▶ **Your goal**
Go through the data below. List every line that holds the word "JSON".

▶ **Dataset records on visual material**
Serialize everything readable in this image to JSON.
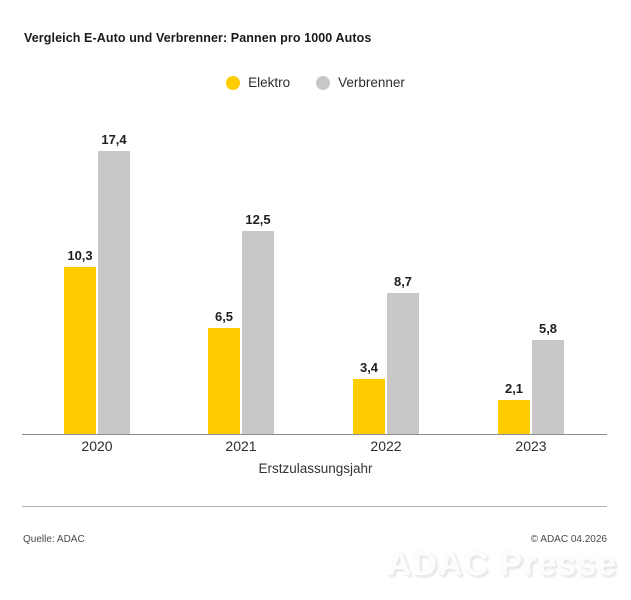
{
  "title": "Vergleich E-Auto und Verbrenner: Pannen pro 1000 Autos",
  "legend": {
    "items": [
      {
        "label": "Elektro",
        "color": "#FFCC00"
      },
      {
        "label": "Verbrenner",
        "color": "#C9C7C7"
      }
    ]
  },
  "chart_data": {
    "type": "bar",
    "title": "Vergleich E-Auto und Verbrenner: Pannen pro 1000 Autos",
    "categories": [
      "2020",
      "2021",
      "2022",
      "2023"
    ],
    "series": [
      {
        "name": "Elektro",
        "color": "#FFCC00",
        "values": [
          10.3,
          6.5,
          3.4,
          2.1
        ],
        "value_labels": [
          "10,3",
          "6,5",
          "3,4",
          "2,1"
        ]
      },
      {
        "name": "Verbrenner",
        "color": "#C9C7C7",
        "values": [
          17.4,
          12.5,
          8.7,
          5.8
        ],
        "value_labels": [
          "17,4",
          "12,5",
          "8,7",
          "5,8"
        ]
      }
    ],
    "xlabel": "Erstzulassungsjahr",
    "ylabel": "",
    "ylim": [
      0,
      18
    ],
    "grid": false,
    "legend_position": "top-center",
    "value_label_decimal": "comma"
  },
  "footer": {
    "source": "Quelle: ADAC",
    "copyright": "© ADAC 04.2026"
  },
  "watermark": "ADAC Presse",
  "colors": {
    "elektro": "#FFCC00",
    "verbrenner": "#C9C7C7",
    "axis": "#8C8C8C",
    "divider": "#B0B0B0",
    "text": "#1A1A1A"
  }
}
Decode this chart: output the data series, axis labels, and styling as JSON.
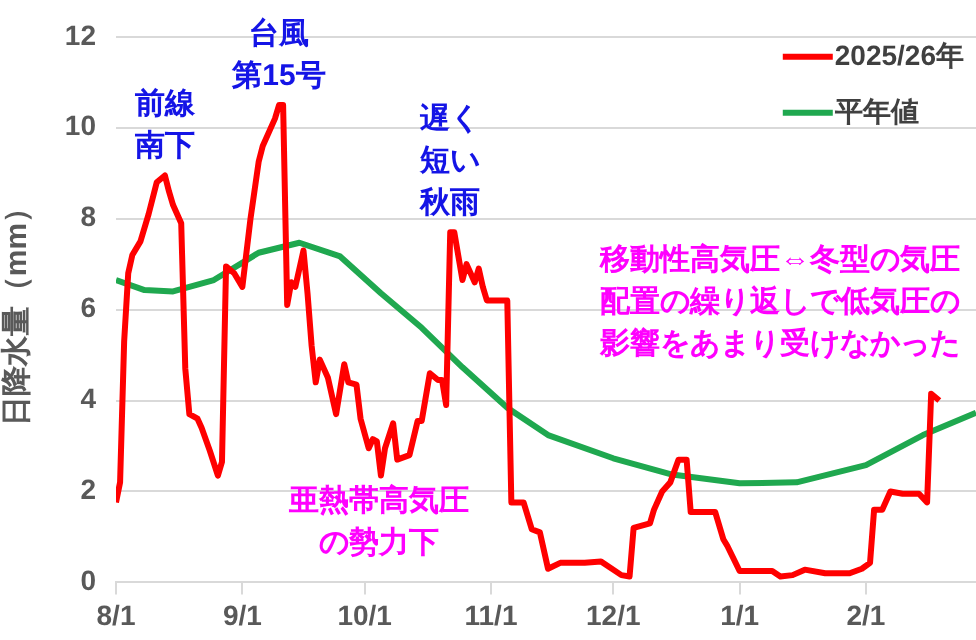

▶ **The reply**
Serialize everything readable in this image to JSON.
Decode this chart: output the data series, axis labels, and styling as JSON.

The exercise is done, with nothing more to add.